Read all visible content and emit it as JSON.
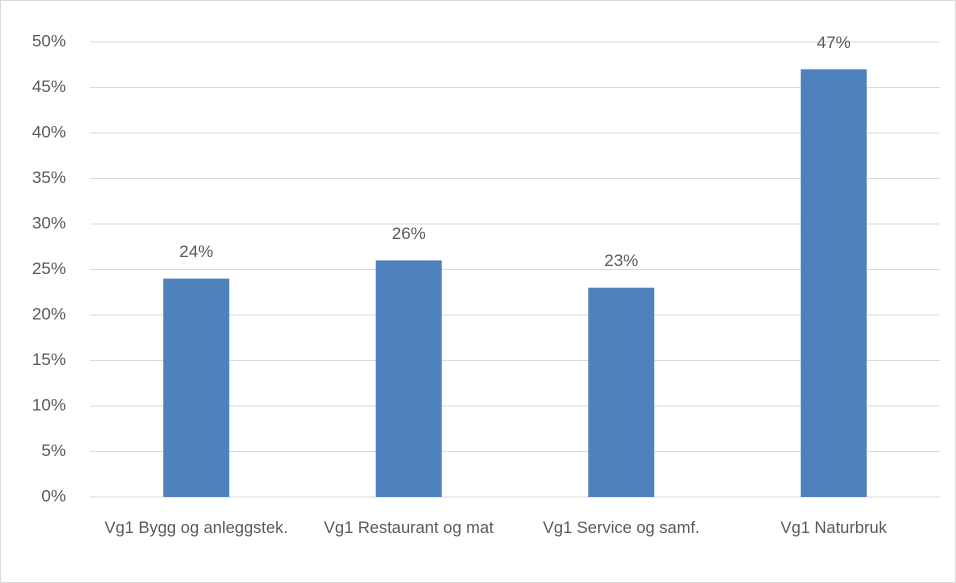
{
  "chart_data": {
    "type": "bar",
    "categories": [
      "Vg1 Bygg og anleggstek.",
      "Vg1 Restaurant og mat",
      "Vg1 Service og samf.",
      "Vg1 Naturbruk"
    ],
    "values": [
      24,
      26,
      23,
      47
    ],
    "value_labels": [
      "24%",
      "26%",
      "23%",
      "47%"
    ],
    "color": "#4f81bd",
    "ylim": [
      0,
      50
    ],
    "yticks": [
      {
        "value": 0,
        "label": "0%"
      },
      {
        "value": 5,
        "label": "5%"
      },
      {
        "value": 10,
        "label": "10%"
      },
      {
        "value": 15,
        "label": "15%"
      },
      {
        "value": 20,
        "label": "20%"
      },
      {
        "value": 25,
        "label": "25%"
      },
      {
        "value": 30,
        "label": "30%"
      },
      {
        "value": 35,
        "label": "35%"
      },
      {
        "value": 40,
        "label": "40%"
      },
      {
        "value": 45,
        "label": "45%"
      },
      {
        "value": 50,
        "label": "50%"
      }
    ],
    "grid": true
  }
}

+++++

Your objective: Every entry should be returned exactly as written, minus the pictures.

Solution to this problem:
Read all visible content and emit it as JSON.
{
  "chart_data": {
    "type": "bar",
    "categories": [
      "Vg1 Bygg og anleggstek.",
      "Vg1 Restaurant og mat",
      "Vg1 Service og samf.",
      "Vg1 Naturbruk"
    ],
    "values": [
      24,
      26,
      23,
      47
    ],
    "value_labels": [
      "24%",
      "26%",
      "23%",
      "47%"
    ],
    "color": "#4f81bd",
    "ylim": [
      0,
      50
    ],
    "yticks": [
      {
        "value": 0,
        "label": "0%"
      },
      {
        "value": 5,
        "label": "5%"
      },
      {
        "value": 10,
        "label": "10%"
      },
      {
        "value": 15,
        "label": "15%"
      },
      {
        "value": 20,
        "label": "20%"
      },
      {
        "value": 25,
        "label": "25%"
      },
      {
        "value": 30,
        "label": "30%"
      },
      {
        "value": 35,
        "label": "35%"
      },
      {
        "value": 40,
        "label": "40%"
      },
      {
        "value": 45,
        "label": "45%"
      },
      {
        "value": 50,
        "label": "50%"
      }
    ],
    "grid": true
  }
}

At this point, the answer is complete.